To do:
Transcribe the records below exactly.

Data provided:
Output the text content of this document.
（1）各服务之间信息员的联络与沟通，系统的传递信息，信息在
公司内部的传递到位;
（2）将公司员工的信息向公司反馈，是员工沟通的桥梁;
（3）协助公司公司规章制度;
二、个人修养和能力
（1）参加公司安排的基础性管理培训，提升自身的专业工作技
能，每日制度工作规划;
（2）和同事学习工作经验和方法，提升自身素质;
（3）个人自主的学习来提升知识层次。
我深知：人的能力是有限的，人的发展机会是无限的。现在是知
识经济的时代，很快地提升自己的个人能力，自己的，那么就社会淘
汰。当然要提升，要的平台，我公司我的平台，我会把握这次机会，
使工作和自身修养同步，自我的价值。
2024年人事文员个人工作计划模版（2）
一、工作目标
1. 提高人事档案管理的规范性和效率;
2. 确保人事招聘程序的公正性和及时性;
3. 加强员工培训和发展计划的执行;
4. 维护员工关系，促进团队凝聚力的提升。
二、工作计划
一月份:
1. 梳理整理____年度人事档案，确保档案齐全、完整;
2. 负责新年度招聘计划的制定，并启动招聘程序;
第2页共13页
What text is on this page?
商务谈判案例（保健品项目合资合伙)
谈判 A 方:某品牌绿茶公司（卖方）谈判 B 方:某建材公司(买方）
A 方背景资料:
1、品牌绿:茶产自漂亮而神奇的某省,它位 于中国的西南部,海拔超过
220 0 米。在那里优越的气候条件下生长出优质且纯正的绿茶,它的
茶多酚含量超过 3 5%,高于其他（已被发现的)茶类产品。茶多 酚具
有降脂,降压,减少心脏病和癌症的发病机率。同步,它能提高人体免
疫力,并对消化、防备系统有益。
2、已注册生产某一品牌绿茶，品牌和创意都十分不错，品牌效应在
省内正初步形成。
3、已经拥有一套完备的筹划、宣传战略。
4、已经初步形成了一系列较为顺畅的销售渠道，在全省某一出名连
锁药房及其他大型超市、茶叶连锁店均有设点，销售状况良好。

Output for this exercise:
Output the text content of this document.
（1）各服务之间信息员的联络与沟通，系统的传递信息，信息在
公司内部的传递到位;
（2）将公司员工的信息向公司反馈，是员工沟通的桥梁;
（3）协助公司公司规章制度;
二、个人修养和能力
（1）参加公司安排的基础性管理培训，提升自身的专业工作技
能，每日制度工作规划;
（2）和同事学习工作经验和方法，提升自身素质;
（3）个人自主的学习来提升知识层次。
我深知：人的能力是有限的，人的发展机会是无限的。现在是知
识经济的时代，很快地提升自己的个人能力，自己的，那么就社会淘
汰。当然要提升，要的平台，我公司我的平台，我会把握这次机会，
使工作和自身修养同步，自我的价值。
2024年人事文员个人工作计划模版（2）
一、工作目标
1. 提高人事档案管理的规范性和效率;
2. 确保人事招聘程序的公正性和及时性;
3. 加强员工培训和发展计划的执行;
4. 维护员工关系，促进团队凝聚力的提升。
二、工作计划
一月份:
1. 梳理整理____年度人事档案，确保档案齐全、完整;
2. 负责新年度招聘计划的制定，并启动招聘程序;
第2页共13页
What text is on this page?
商务谈判案例（保健品项目合资合伙)
谈判 A 方:某品牌绿茶公司（卖方）谈判 B 方:某建材公司(买方）
A 方背景资料:
1、品牌绿:茶产自漂亮而神奇的某省,它位 于中国的西南部,海拔超过
220 0 米。在那里优越的气候条件下生长出优质且纯正的绿茶,它的
茶多酚含量超过 3 5%,高于其他（已被发现的)茶类产品。茶多 酚具
有降脂,降压,减少心脏病和癌症的发病机率。同步,它能提高人体免
疫力,并对消化、防备系统有益。
2、已注册生产某一品牌绿茶，品牌和创意都十分不错，品牌效应在
省内正初步形成。
3、已经拥有一套完备的筹划、宣传战略。
4、已经初步形成了一系列较为顺畅的销售渠道，在全省某一出名连
锁药房及其他大型超市、茶叶连锁店均有设点，销售状况良好。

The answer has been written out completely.